**Your goal**
All of the data should be repeated exactly; pictures are not part of the copy.

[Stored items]
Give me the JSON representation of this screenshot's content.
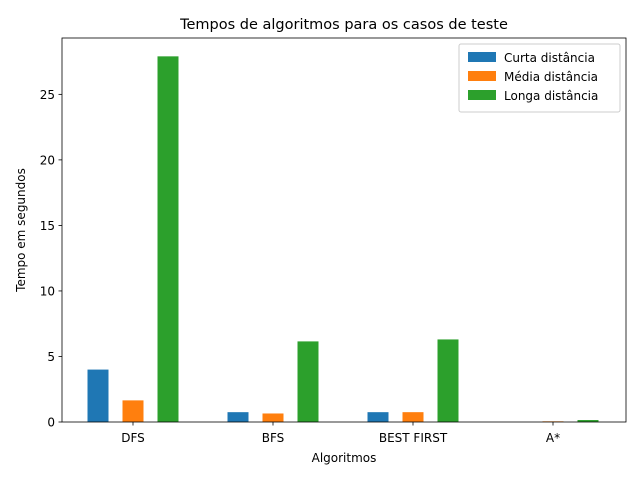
{
  "chart_data": {
    "type": "bar",
    "title": "Tempos de algoritmos para os casos de teste",
    "xlabel": "Algoritmos",
    "ylabel": "Tempo em segundos",
    "categories": [
      "DFS",
      "BFS",
      "BEST FIRST",
      "A*"
    ],
    "series": [
      {
        "name": "Curta distância",
        "color": "#1f77b4",
        "values": [
          4.0,
          0.75,
          0.75,
          0.0
        ]
      },
      {
        "name": "Média distância",
        "color": "#ff7f0e",
        "values": [
          1.65,
          0.65,
          0.75,
          0.05
        ]
      },
      {
        "name": "Longa distância",
        "color": "#2ca02c",
        "values": [
          27.9,
          6.15,
          6.3,
          0.15
        ]
      }
    ],
    "yticks": [
      0,
      5,
      10,
      15,
      20,
      25
    ],
    "ylim": [
      0,
      29.3
    ],
    "grid": false,
    "legend_position": "upper right"
  }
}
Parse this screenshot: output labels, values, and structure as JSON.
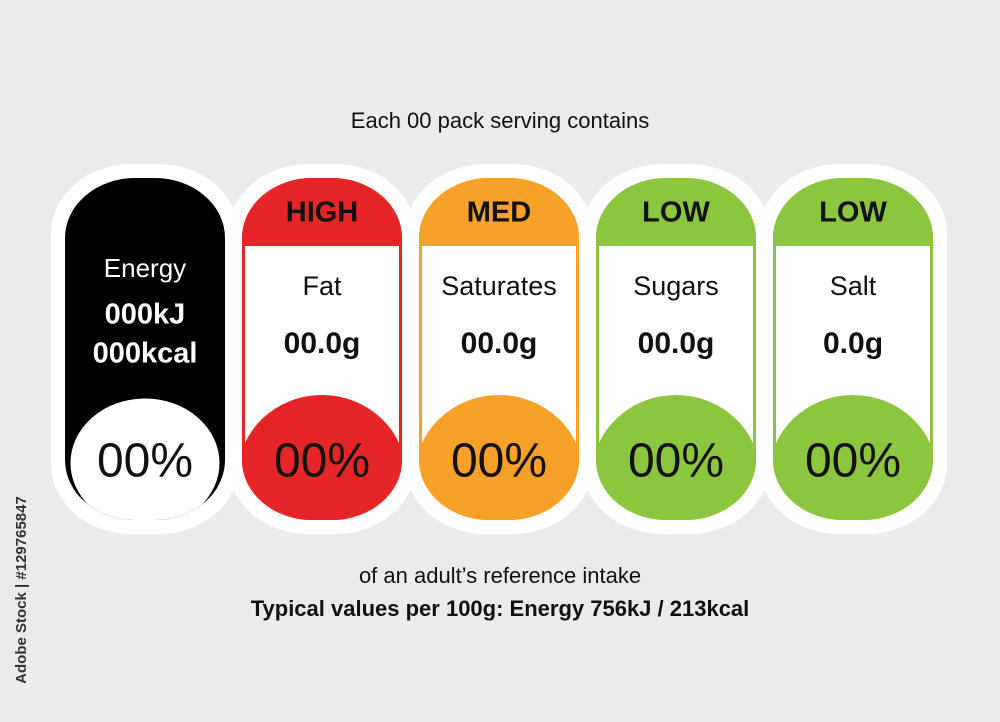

**Answer for this exercise**
Give me the JSON representation of this screenshot's content.
{
  "chart_data": {
    "type": "bar",
    "title": "Tempos de algoritmos para os casos de teste",
    "xlabel": "Algoritmos",
    "ylabel": "Tempo em segundos",
    "categories": [
      "DFS",
      "BFS",
      "BEST FIRST",
      "A*"
    ],
    "series": [
      {
        "name": "Curta distância",
        "color": "#1f77b4",
        "values": [
          4.0,
          0.75,
          0.75,
          0.0
        ]
      },
      {
        "name": "Média distância",
        "color": "#ff7f0e",
        "values": [
          1.65,
          0.65,
          0.75,
          0.05
        ]
      },
      {
        "name": "Longa distância",
        "color": "#2ca02c",
        "values": [
          27.9,
          6.15,
          6.3,
          0.15
        ]
      }
    ],
    "yticks": [
      0,
      5,
      10,
      15,
      20,
      25
    ],
    "ylim": [
      0,
      29.3
    ],
    "grid": false,
    "legend_position": "upper right"
  }
}
Parse this screenshot: output labels, values, and structure as JSON.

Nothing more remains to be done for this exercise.